RECORDS FOR THE TASK:
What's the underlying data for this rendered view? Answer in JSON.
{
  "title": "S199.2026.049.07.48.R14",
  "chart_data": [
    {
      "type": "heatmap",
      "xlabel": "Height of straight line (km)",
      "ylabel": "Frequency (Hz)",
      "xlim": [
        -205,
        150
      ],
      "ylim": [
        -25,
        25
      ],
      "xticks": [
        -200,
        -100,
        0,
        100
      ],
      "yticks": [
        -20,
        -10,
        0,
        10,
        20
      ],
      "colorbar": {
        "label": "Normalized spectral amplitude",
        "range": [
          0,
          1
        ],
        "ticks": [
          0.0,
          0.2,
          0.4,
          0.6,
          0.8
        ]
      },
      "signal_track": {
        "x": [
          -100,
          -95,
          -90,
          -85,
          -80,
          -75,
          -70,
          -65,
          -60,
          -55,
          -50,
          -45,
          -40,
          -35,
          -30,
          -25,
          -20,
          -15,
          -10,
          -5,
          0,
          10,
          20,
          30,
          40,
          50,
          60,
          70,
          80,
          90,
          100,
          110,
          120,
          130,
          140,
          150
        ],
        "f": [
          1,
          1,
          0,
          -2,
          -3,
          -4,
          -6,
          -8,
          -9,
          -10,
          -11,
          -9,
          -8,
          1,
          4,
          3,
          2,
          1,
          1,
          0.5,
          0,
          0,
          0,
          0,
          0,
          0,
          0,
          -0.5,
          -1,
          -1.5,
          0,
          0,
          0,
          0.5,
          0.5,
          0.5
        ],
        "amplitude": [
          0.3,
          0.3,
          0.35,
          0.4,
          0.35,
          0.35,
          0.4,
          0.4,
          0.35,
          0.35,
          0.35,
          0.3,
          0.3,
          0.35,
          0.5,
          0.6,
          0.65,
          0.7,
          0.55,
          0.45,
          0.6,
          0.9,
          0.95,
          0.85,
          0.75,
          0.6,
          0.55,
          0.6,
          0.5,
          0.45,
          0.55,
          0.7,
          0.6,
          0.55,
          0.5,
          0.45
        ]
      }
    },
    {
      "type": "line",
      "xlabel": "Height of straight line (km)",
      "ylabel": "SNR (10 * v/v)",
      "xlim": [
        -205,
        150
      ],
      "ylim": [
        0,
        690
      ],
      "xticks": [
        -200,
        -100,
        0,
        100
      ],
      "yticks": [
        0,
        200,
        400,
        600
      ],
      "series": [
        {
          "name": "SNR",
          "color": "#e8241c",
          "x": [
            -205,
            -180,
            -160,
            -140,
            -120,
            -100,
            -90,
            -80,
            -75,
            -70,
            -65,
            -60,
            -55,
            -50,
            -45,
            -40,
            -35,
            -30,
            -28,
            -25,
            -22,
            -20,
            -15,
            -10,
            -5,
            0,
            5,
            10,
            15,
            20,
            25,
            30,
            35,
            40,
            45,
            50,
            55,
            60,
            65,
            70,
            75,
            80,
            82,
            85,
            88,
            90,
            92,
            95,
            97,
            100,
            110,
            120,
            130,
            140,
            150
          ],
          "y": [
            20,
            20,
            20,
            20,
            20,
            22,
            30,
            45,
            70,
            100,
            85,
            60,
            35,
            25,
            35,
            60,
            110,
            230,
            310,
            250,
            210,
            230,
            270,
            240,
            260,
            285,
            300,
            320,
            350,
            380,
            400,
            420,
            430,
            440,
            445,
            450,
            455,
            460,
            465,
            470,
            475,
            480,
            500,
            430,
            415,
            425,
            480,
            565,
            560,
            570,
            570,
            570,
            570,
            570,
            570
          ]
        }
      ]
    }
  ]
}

WHAT TO DO:
Output the complete data exactly as written.

FINISHED ANSWER:
What's the underlying data for this rendered view? Answer in JSON.
{
  "title": "S199.2026.049.07.48.R14",
  "chart_data": [
    {
      "type": "heatmap",
      "xlabel": "Height of straight line (km)",
      "ylabel": "Frequency (Hz)",
      "xlim": [
        -205,
        150
      ],
      "ylim": [
        -25,
        25
      ],
      "xticks": [
        -200,
        -100,
        0,
        100
      ],
      "yticks": [
        -20,
        -10,
        0,
        10,
        20
      ],
      "colorbar": {
        "label": "Normalized spectral amplitude",
        "range": [
          0,
          1
        ],
        "ticks": [
          0.0,
          0.2,
          0.4,
          0.6,
          0.8
        ]
      },
      "signal_track": {
        "x": [
          -100,
          -95,
          -90,
          -85,
          -80,
          -75,
          -70,
          -65,
          -60,
          -55,
          -50,
          -45,
          -40,
          -35,
          -30,
          -25,
          -20,
          -15,
          -10,
          -5,
          0,
          10,
          20,
          30,
          40,
          50,
          60,
          70,
          80,
          90,
          100,
          110,
          120,
          130,
          140,
          150
        ],
        "f": [
          1,
          1,
          0,
          -2,
          -3,
          -4,
          -6,
          -8,
          -9,
          -10,
          -11,
          -9,
          -8,
          1,
          4,
          3,
          2,
          1,
          1,
          0.5,
          0,
          0,
          0,
          0,
          0,
          0,
          0,
          -0.5,
          -1,
          -1.5,
          0,
          0,
          0,
          0.5,
          0.5,
          0.5
        ],
        "amplitude": [
          0.3,
          0.3,
          0.35,
          0.4,
          0.35,
          0.35,
          0.4,
          0.4,
          0.35,
          0.35,
          0.35,
          0.3,
          0.3,
          0.35,
          0.5,
          0.6,
          0.65,
          0.7,
          0.55,
          0.45,
          0.6,
          0.9,
          0.95,
          0.85,
          0.75,
          0.6,
          0.55,
          0.6,
          0.5,
          0.45,
          0.55,
          0.7,
          0.6,
          0.55,
          0.5,
          0.45
        ]
      }
    },
    {
      "type": "line",
      "xlabel": "Height of straight line (km)",
      "ylabel": "SNR (10 * v/v)",
      "xlim": [
        -205,
        150
      ],
      "ylim": [
        0,
        690
      ],
      "xticks": [
        -200,
        -100,
        0,
        100
      ],
      "yticks": [
        0,
        200,
        400,
        600
      ],
      "series": [
        {
          "name": "SNR",
          "color": "#e8241c",
          "x": [
            -205,
            -180,
            -160,
            -140,
            -120,
            -100,
            -90,
            -80,
            -75,
            -70,
            -65,
            -60,
            -55,
            -50,
            -45,
            -40,
            -35,
            -30,
            -28,
            -25,
            -22,
            -20,
            -15,
            -10,
            -5,
            0,
            5,
            10,
            15,
            20,
            25,
            30,
            35,
            40,
            45,
            50,
            55,
            60,
            65,
            70,
            75,
            80,
            82,
            85,
            88,
            90,
            92,
            95,
            97,
            100,
            110,
            120,
            130,
            140,
            150
          ],
          "y": [
            20,
            20,
            20,
            20,
            20,
            22,
            30,
            45,
            70,
            100,
            85,
            60,
            35,
            25,
            35,
            60,
            110,
            230,
            310,
            250,
            210,
            230,
            270,
            240,
            260,
            285,
            300,
            320,
            350,
            380,
            400,
            420,
            430,
            440,
            445,
            450,
            455,
            460,
            465,
            470,
            475,
            480,
            500,
            430,
            415,
            425,
            480,
            565,
            560,
            570,
            570,
            570,
            570,
            570,
            570
          ]
        }
      ]
    }
  ]
}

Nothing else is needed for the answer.